Material provided:
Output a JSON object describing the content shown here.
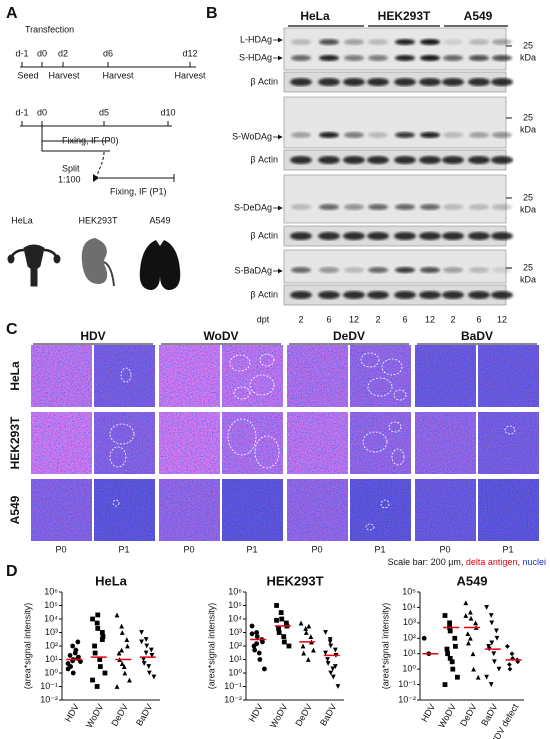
{
  "panel_a": {
    "label": "A",
    "timeline_1": {
      "title": "Transfection",
      "days": [
        "d-1",
        "d0",
        "d2",
        "d6",
        "d12"
      ],
      "events": [
        "Seed",
        "Harvest",
        "Harvest",
        "Harvest"
      ]
    },
    "timeline_2": {
      "days": [
        "d-1",
        "d0",
        "d5",
        "d10"
      ],
      "fix_p0": "Fixing, IF (P0)",
      "split": [
        "Split",
        "1:100"
      ],
      "fix_p1": "Fixing, IF (P1)"
    },
    "cell_lines": [
      "HeLa",
      "HEK293T",
      "A549"
    ]
  },
  "panel_b": {
    "label": "B",
    "cell_lines": [
      "HeLa",
      "HEK293T",
      "A549"
    ],
    "blots": [
      {
        "labels": [
          "L-HDAg",
          "S-HDAg"
        ],
        "loading": "β Actin",
        "marker": [
          "25",
          "kDa"
        ]
      },
      {
        "labels": [
          "S-WoDAg"
        ],
        "loading": "β Actin",
        "marker": [
          "25",
          "kDa"
        ]
      },
      {
        "labels": [
          "S-DeDAg"
        ],
        "loading": "β Actin",
        "marker": [
          "25",
          "kDa"
        ]
      },
      {
        "labels": [
          "S-BaDAg"
        ],
        "loading": "β Actin",
        "marker": [
          "25",
          "kDa"
        ]
      }
    ],
    "time_label": "dpt",
    "timepoints": [
      "2",
      "6",
      "12",
      "2",
      "6",
      "12",
      "2",
      "6",
      "12"
    ]
  },
  "panel_c": {
    "label": "C",
    "viruses": [
      "HDV",
      "WoDV",
      "DeDV",
      "BaDV"
    ],
    "cell_lines": [
      "HeLa",
      "HEK293T",
      "A549"
    ],
    "passages": [
      "P0",
      "P1",
      "P0",
      "P1",
      "P0",
      "P1",
      "P0",
      "P1"
    ],
    "scale_note": {
      "text": "Scale bar: 200 µm,",
      "antigen": "delta antigen",
      "separator": ",",
      "nuclei": "nuclei"
    }
  },
  "panel_d": {
    "label": "D"
  },
  "chart_data": [
    {
      "type": "scatter",
      "title": "HeLa",
      "y_label": "(area*signal intensity)",
      "log_scale": true,
      "categories": [
        "HDV",
        "WoDV",
        "DeDV",
        "BaDV"
      ],
      "markers": [
        "circle",
        "square",
        "triangle",
        "triangle-down"
      ],
      "ylim": [
        0.01,
        1000000
      ],
      "yticks": [
        {
          "value": 0.01,
          "label": "10⁻²"
        },
        {
          "value": 0.1,
          "label": "10⁻¹"
        },
        {
          "value": 1,
          "label": "10⁰"
        },
        {
          "value": 10,
          "label": "10¹"
        },
        {
          "value": 100,
          "label": "10²"
        },
        {
          "value": 1000,
          "label": "10³"
        },
        {
          "value": 10000,
          "label": "10⁴"
        },
        {
          "value": 100000,
          "label": "10⁵"
        },
        {
          "value": 1000000,
          "label": "10⁶"
        }
      ],
      "points": [
        [
          5,
          8,
          10,
          12,
          15,
          20,
          3,
          30,
          50,
          7,
          2,
          100,
          1,
          200
        ],
        [
          10000,
          5000,
          2000,
          1000,
          500,
          100,
          30,
          10,
          3,
          1,
          0.3,
          0.1,
          20000,
          300
        ],
        [
          20000,
          3000,
          1000,
          300,
          100,
          30,
          10,
          3,
          1,
          0.3,
          0.1,
          50,
          5
        ],
        [
          1000,
          300,
          100,
          50,
          20,
          10,
          5,
          3,
          1,
          0.5,
          200,
          30
        ]
      ],
      "medians": [
        10,
        15,
        10,
        15
      ],
      "median_color": "#e8000b",
      "point_color": "#000000"
    },
    {
      "type": "scatter",
      "title": "HEK293T",
      "y_label": "(area*signal intensity)",
      "log_scale": true,
      "categories": [
        "HDV",
        "WoDV",
        "DeDV",
        "BaDV"
      ],
      "markers": [
        "circle",
        "square",
        "triangle",
        "triangle-down"
      ],
      "ylim": [
        0.01,
        1000000
      ],
      "yticks": [
        {
          "value": 0.01,
          "label": "10⁻²"
        },
        {
          "value": 0.1,
          "label": "10⁻¹"
        },
        {
          "value": 1,
          "label": "10⁰"
        },
        {
          "value": 10,
          "label": "10¹"
        },
        {
          "value": 100,
          "label": "10²"
        },
        {
          "value": 1000,
          "label": "10³"
        },
        {
          "value": 10000,
          "label": "10⁴"
        },
        {
          "value": 100000,
          "label": "10⁵"
        },
        {
          "value": 1000000,
          "label": "10⁶"
        }
      ],
      "points": [
        [
          3000,
          1000,
          500,
          300,
          200,
          100,
          50,
          30,
          10,
          2,
          800,
          150
        ],
        [
          100000,
          30000,
          10000,
          5000,
          3000,
          2000,
          1000,
          500,
          200,
          100,
          8000
        ],
        [
          5000,
          2000,
          1000,
          500,
          200,
          100,
          30,
          10,
          3000,
          50
        ],
        [
          1000,
          300,
          100,
          50,
          20,
          10,
          5,
          2,
          0.5,
          0.1,
          30,
          200,
          1,
          3
        ]
      ],
      "medians": [
        300,
        3000,
        200,
        20
      ],
      "median_color": "#e8000b",
      "point_color": "#000000"
    },
    {
      "type": "scatter",
      "title": "A549",
      "y_label": "(area*signal intensity)",
      "log_scale": true,
      "categories": [
        "HDV",
        "WoDV",
        "DeDV",
        "BaDV",
        "HDV defect"
      ],
      "markers": [
        "circle",
        "square",
        "triangle",
        "triangle-down",
        "diamond"
      ],
      "ylim": [
        0.01,
        100000
      ],
      "yticks": [
        {
          "value": 0.01,
          "label": "10⁻²"
        },
        {
          "value": 0.1,
          "label": "10⁻¹"
        },
        {
          "value": 1,
          "label": "10⁰"
        },
        {
          "value": 10,
          "label": "10¹"
        },
        {
          "value": 100,
          "label": "10²"
        },
        {
          "value": 1000,
          "label": "10³"
        },
        {
          "value": 10000,
          "label": "10⁴"
        },
        {
          "value": 100000,
          "label": "10⁵"
        }
      ],
      "points": [
        [
          100,
          10
        ],
        [
          3000,
          1000,
          300,
          100,
          30,
          20,
          10,
          3,
          1,
          0.3,
          0.1,
          500,
          5
        ],
        [
          20000,
          5000,
          2000,
          1000,
          500,
          200,
          50,
          10,
          1,
          0.3,
          3000,
          100
        ],
        [
          10000,
          3000,
          1000,
          300,
          100,
          30,
          20,
          10,
          3,
          1,
          0.3,
          0.1,
          50
        ],
        [
          30,
          10,
          5,
          4,
          3,
          2,
          1
        ]
      ],
      "medians": [
        10,
        500,
        500,
        20,
        4
      ],
      "median_color": "#e8000b",
      "point_color": "#000000"
    }
  ]
}
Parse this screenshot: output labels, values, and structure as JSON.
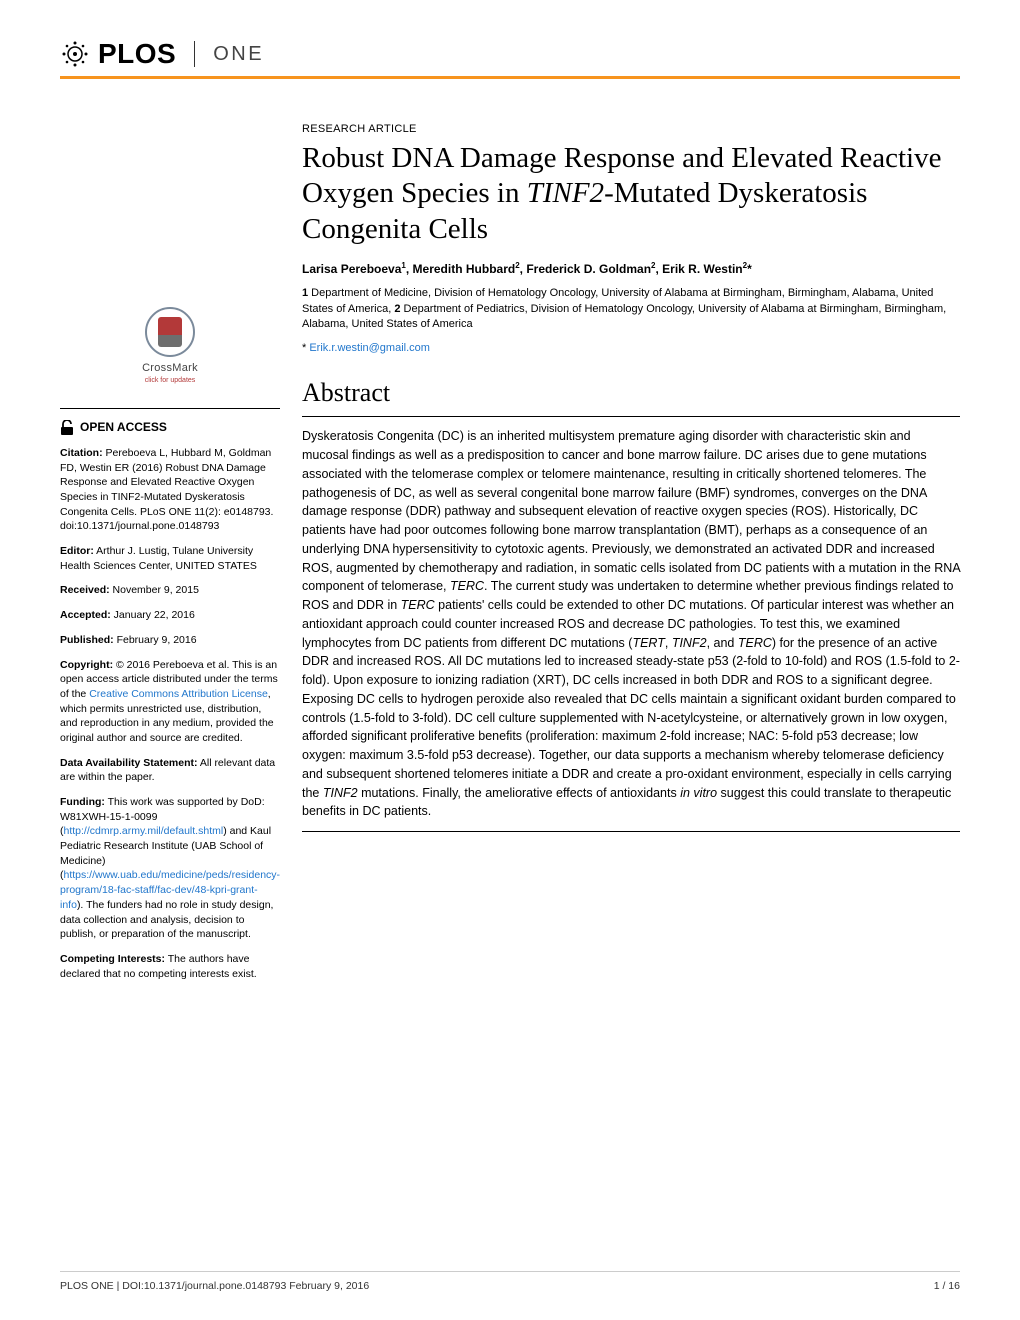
{
  "journal": {
    "publisher": "PLOS",
    "name": "ONE",
    "accent_color": "#f7941e"
  },
  "crossmark": {
    "label": "CrossMark",
    "sub": "click for updates"
  },
  "sidebar": {
    "open_access": "OPEN ACCESS",
    "citation_label": "Citation:",
    "citation": " Pereboeva L, Hubbard M, Goldman FD, Westin ER (2016) Robust DNA Damage Response and Elevated Reactive Oxygen Species in TINF2-Mutated Dyskeratosis Congenita Cells. PLoS ONE 11(2): e0148793. doi:10.1371/journal.pone.0148793",
    "editor_label": "Editor:",
    "editor": " Arthur J. Lustig, Tulane University Health Sciences Center, UNITED STATES",
    "received_label": "Received:",
    "received": " November 9, 2015",
    "accepted_label": "Accepted:",
    "accepted": " January 22, 2016",
    "published_label": "Published:",
    "published": " February 9, 2016",
    "copyright_label": "Copyright:",
    "copyright_pre": " © 2016 Pereboeva et al. This is an open access article distributed under the terms of the ",
    "cc_link": "Creative Commons Attribution License",
    "copyright_post": ", which permits unrestricted use, distribution, and reproduction in any medium, provided the original author and source are credited.",
    "data_label": "Data Availability Statement:",
    "data": " All relevant data are within the paper.",
    "funding_label": "Funding:",
    "funding_pre": " This work was supported by DoD: W81XWH-15-1-0099 (",
    "funding_link1": "http://cdmrp.army.mil/default.shtml",
    "funding_mid": ") and Kaul Pediatric Research Institute (UAB School of Medicine) (",
    "funding_link2": "https://www.uab.edu/medicine/peds/residency-program/18-fac-staff/fac-dev/48-kpri-grant-info",
    "funding_post": "). The funders had no role in study design, data collection and analysis, decision to publish, or preparation of the manuscript.",
    "competing_label": "Competing Interests:",
    "competing": " The authors have declared that no competing interests exist."
  },
  "article": {
    "type": "RESEARCH ARTICLE",
    "title_html": "Robust DNA Damage Response and Elevated Reactive Oxygen Species in <em>TINF2</em>-Mutated Dyskeratosis Congenita Cells",
    "authors_html": "Larisa Pereboeva<sup>1</sup>, Meredith Hubbard<sup>2</sup>, Frederick D. Goldman<sup>2</sup>, Erik R. Westin<sup>2</sup>*",
    "affiliations_html": "<b>1</b> Department of Medicine, Division of Hematology Oncology, University of Alabama at Birmingham, Birmingham, Alabama, United States of America, <b>2</b> Department of Pediatrics, Division of Hematology Oncology, University of Alabama at Birmingham, Birmingham, Alabama, United States of America",
    "corr_symbol": "* ",
    "corr_email": "Erik.r.westin@gmail.com",
    "abstract_heading": "Abstract",
    "abstract_html": "Dyskeratosis Congenita (DC) is an inherited multisystem premature aging disorder with characteristic skin and mucosal findings as well as a predisposition to cancer and bone marrow failure. DC arises due to gene mutations associated with the telomerase complex or telomere maintenance, resulting in critically shortened telomeres. The pathogenesis of DC, as well as several congenital bone marrow failure (BMF) syndromes, converges on the DNA damage response (DDR) pathway and subsequent elevation of reactive oxygen species (ROS). Historically, DC patients have had poor outcomes following bone marrow transplantation (BMT), perhaps as a consequence of an underlying DNA hypersensitivity to cytotoxic agents. Previously, we demonstrated an activated DDR and increased ROS, augmented by chemotherapy and radiation, in somatic cells isolated from DC patients with a mutation in the RNA component of telomerase, <em>TERC</em>. The current study was undertaken to determine whether previous findings related to ROS and DDR in <em>TERC</em> patients' cells could be extended to other DC mutations. Of particular interest was whether an antioxidant approach could counter increased ROS and decrease DC pathologies. To test this, we examined lymphocytes from DC patients from different DC mutations (<em>TERT</em>, <em>TINF2</em>, and <em>TERC</em>) for the presence of an active DDR and increased ROS. All DC mutations led to increased steady-state p53 (2-fold to 10-fold) and ROS (1.5-fold to 2-fold). Upon exposure to ionizing radiation (XRT), DC cells increased in both DDR and ROS to a significant degree. Exposing DC cells to hydrogen peroxide also revealed that DC cells maintain a significant oxidant burden compared to controls (1.5-fold to 3-fold). DC cell culture supplemented with N-acetylcysteine, or alternatively grown in low oxygen, afforded significant proliferative benefits (proliferation: maximum 2-fold increase; NAC: 5-fold p53 decrease; low oxygen: maximum 3.5-fold p53 decrease). Together, our data supports a mechanism whereby telomerase deficiency and subsequent shortened telomeres initiate a DDR and create a pro-oxidant environment, especially in cells carrying the <em>TINF2</em> mutations. Finally, the ameliorative effects of antioxidants <em>in vitro</em> suggest this could translate to therapeutic benefits in DC patients."
  },
  "footer": {
    "left": "PLOS ONE | DOI:10.1371/journal.pone.0148793   February 9, 2016",
    "right": "1 / 16"
  }
}
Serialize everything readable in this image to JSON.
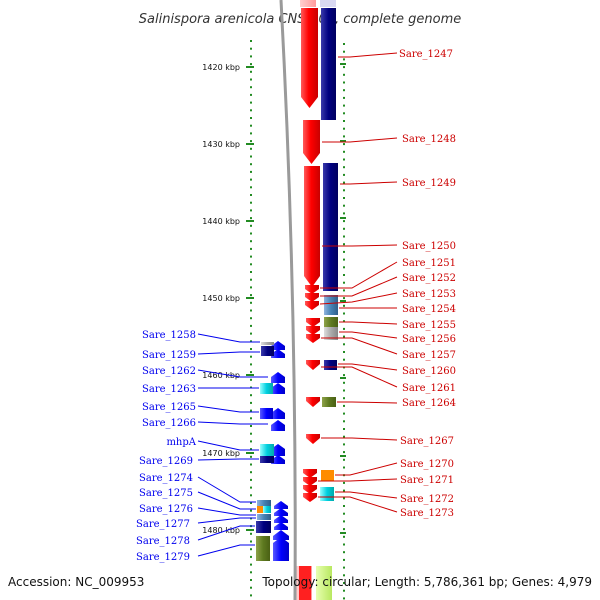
{
  "title": "Salinispora arenicola CNS-205, complete genome",
  "footer": {
    "accession": "Accession: NC_009953",
    "topology": "Topology: circular; Length: 5,786,361 bp; Genes: 4,979"
  },
  "ruler_labels": [
    "1420 kbp",
    "1430 kbp",
    "1440 kbp",
    "1450 kbp",
    "1460 kbp",
    "1470 kbp",
    "1480 kbp"
  ],
  "colors": {
    "forward_cds": "#ff0000",
    "reverse_cds": "#000080",
    "reverse_label": "#0000ee",
    "forward_label": "#cc0000",
    "tick": "#228b22",
    "backbone": "#9a9a9a"
  },
  "labels_left": [
    "Sare_1258",
    "Sare_1259",
    "Sare_1262",
    "Sare_1263",
    "Sare_1265",
    "Sare_1266",
    "mhpA",
    "Sare_1269",
    "Sare_1274",
    "Sare_1275",
    "Sare_1276",
    "Sare_1277",
    "Sare_1278",
    "Sare_1279"
  ],
  "labels_right": [
    "Sare_1247",
    "Sare_1248",
    "Sare_1249",
    "Sare_1250",
    "Sare_1251",
    "Sare_1252",
    "Sare_1253",
    "Sare_1254",
    "Sare_1255",
    "Sare_1256",
    "Sare_1257",
    "Sare_1260",
    "Sare_1261",
    "Sare_1264",
    "Sare_1267",
    "Sare_1270",
    "Sare_1271",
    "Sare_1272",
    "Sare_1273"
  ]
}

What is needed:
An exact copy is needed of the lines running from the one with "Serialize everything readable" through the end of the data above, and of those lines only, without pictures.

Response to this exercise:
Serialize everything readable in this image to JSON.
{
  "title": "Salinispora arenicola CNS-205, complete genome",
  "footer": {
    "accession": "Accession: NC_009953",
    "topology": "Topology: circular; Length: 5,786,361 bp; Genes: 4,979"
  },
  "ruler_labels": [
    "1420 kbp",
    "1430 kbp",
    "1440 kbp",
    "1450 kbp",
    "1460 kbp",
    "1470 kbp",
    "1480 kbp"
  ],
  "colors": {
    "forward_cds": "#ff0000",
    "reverse_cds": "#000080",
    "reverse_label": "#0000ee",
    "forward_label": "#cc0000",
    "tick": "#228b22",
    "backbone": "#9a9a9a"
  },
  "labels_left": [
    "Sare_1258",
    "Sare_1259",
    "Sare_1262",
    "Sare_1263",
    "Sare_1265",
    "Sare_1266",
    "mhpA",
    "Sare_1269",
    "Sare_1274",
    "Sare_1275",
    "Sare_1276",
    "Sare_1277",
    "Sare_1278",
    "Sare_1279"
  ],
  "labels_right": [
    "Sare_1247",
    "Sare_1248",
    "Sare_1249",
    "Sare_1250",
    "Sare_1251",
    "Sare_1252",
    "Sare_1253",
    "Sare_1254",
    "Sare_1255",
    "Sare_1256",
    "Sare_1257",
    "Sare_1260",
    "Sare_1261",
    "Sare_1264",
    "Sare_1267",
    "Sare_1270",
    "Sare_1271",
    "Sare_1272",
    "Sare_1273"
  ]
}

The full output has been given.